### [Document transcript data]
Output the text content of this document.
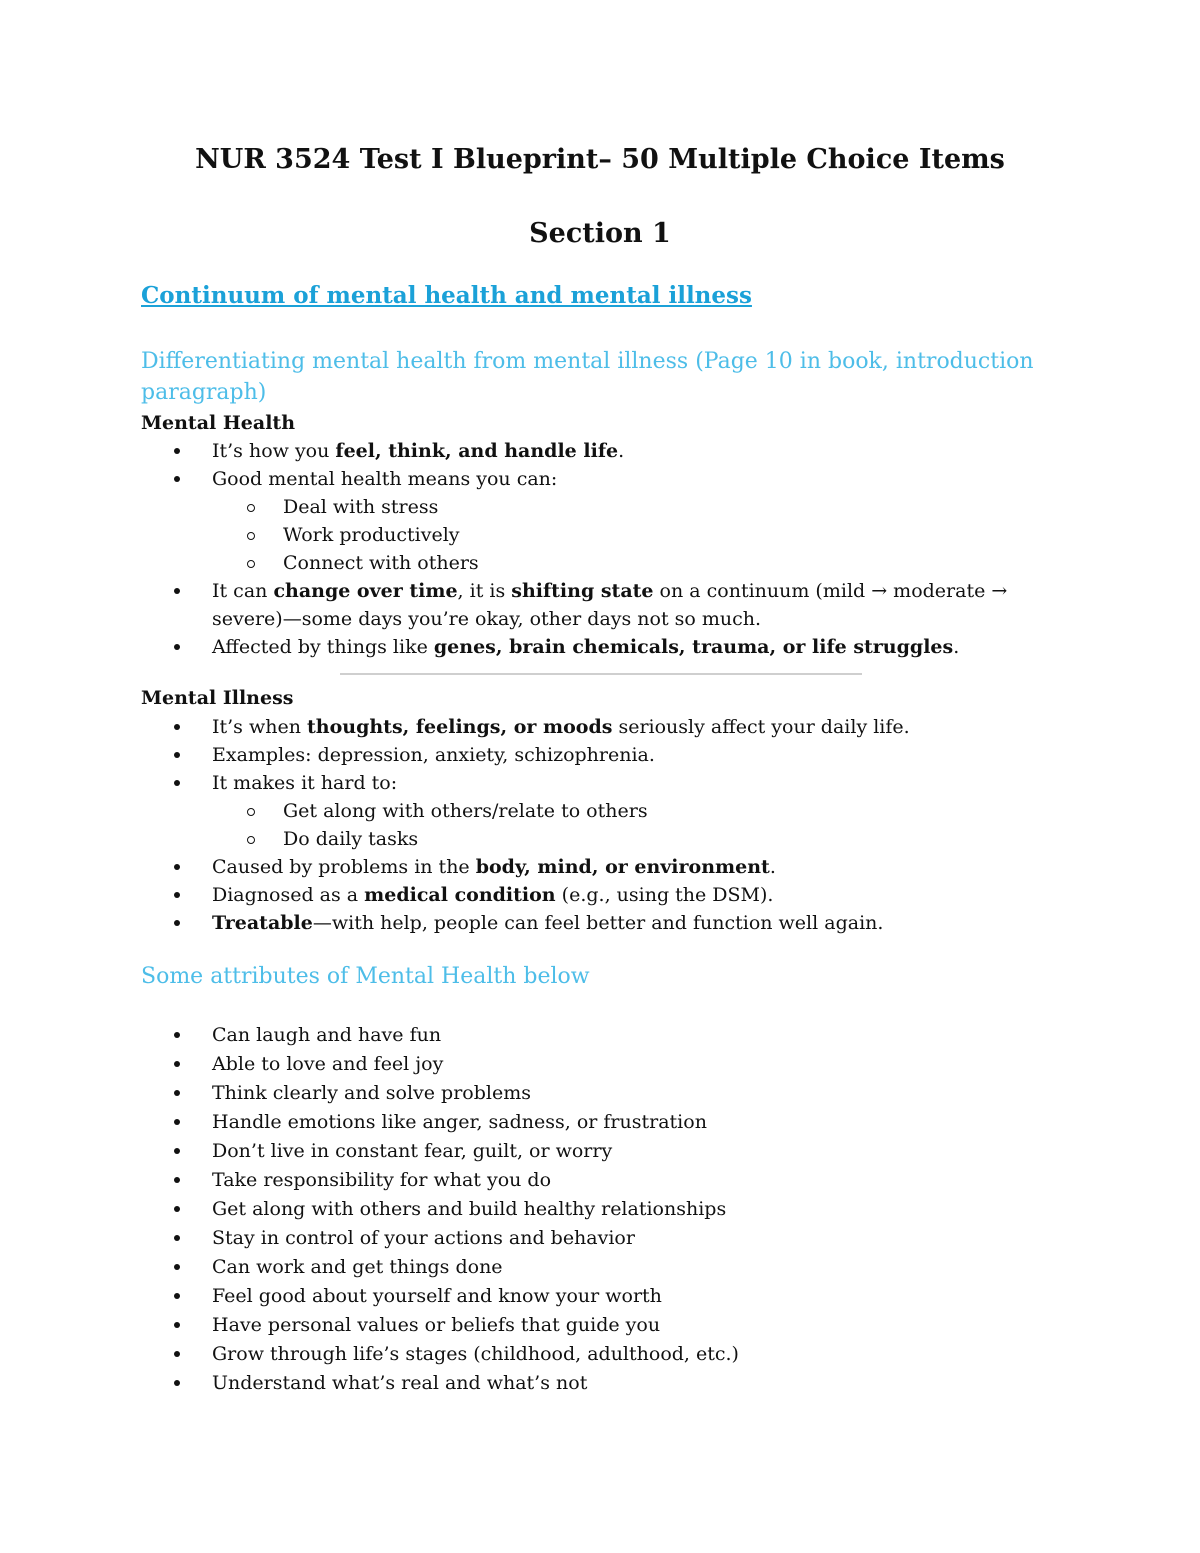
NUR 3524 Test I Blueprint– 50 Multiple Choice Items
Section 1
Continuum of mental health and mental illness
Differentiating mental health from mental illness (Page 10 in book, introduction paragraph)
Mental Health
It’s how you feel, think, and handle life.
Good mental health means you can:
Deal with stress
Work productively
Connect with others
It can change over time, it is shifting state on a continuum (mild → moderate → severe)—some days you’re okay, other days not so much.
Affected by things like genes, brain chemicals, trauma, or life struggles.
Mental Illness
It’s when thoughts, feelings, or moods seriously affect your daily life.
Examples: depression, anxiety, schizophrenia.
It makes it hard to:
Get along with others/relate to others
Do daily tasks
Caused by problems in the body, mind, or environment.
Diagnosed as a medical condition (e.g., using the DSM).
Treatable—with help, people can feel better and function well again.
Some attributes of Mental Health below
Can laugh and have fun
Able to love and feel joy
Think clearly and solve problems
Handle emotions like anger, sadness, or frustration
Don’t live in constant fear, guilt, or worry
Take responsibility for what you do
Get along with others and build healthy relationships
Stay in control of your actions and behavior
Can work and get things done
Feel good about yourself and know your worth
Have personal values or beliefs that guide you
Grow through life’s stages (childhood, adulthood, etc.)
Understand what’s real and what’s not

### [To do]
Copy the records above exactly. Do not carry any picture into the copy.

### [Task output]
Output the text content of this document.
NUR 3524 Test I Blueprint– 50 Multiple Choice Items
Section 1
Continuum of mental health and mental illness
Differentiating mental health from mental illness (Page 10 in book, introduction paragraph)
Mental Health
It’s how you feel, think, and handle life.
Good mental health means you can:
Deal with stress
Work productively
Connect with others
It can change over time, it is shifting state on a continuum (mild → moderate → severe)—some days you’re okay, other days not so much.
Affected by things like genes, brain chemicals, trauma, or life struggles.
Mental Illness
It’s when thoughts, feelings, or moods seriously affect your daily life.
Examples: depression, anxiety, schizophrenia.
It makes it hard to:
Get along with others/relate to others
Do daily tasks
Caused by problems in the body, mind, or environment.
Diagnosed as a medical condition (e.g., using the DSM).
Treatable—with help, people can feel better and function well again.
Some attributes of Mental Health below
Can laugh and have fun
Able to love and feel joy
Think clearly and solve problems
Handle emotions like anger, sadness, or frustration
Don’t live in constant fear, guilt, or worry
Take responsibility for what you do
Get along with others and build healthy relationships
Stay in control of your actions and behavior
Can work and get things done
Feel good about yourself and know your worth
Have personal values or beliefs that guide you
Grow through life’s stages (childhood, adulthood, etc.)
Understand what’s real and what’s not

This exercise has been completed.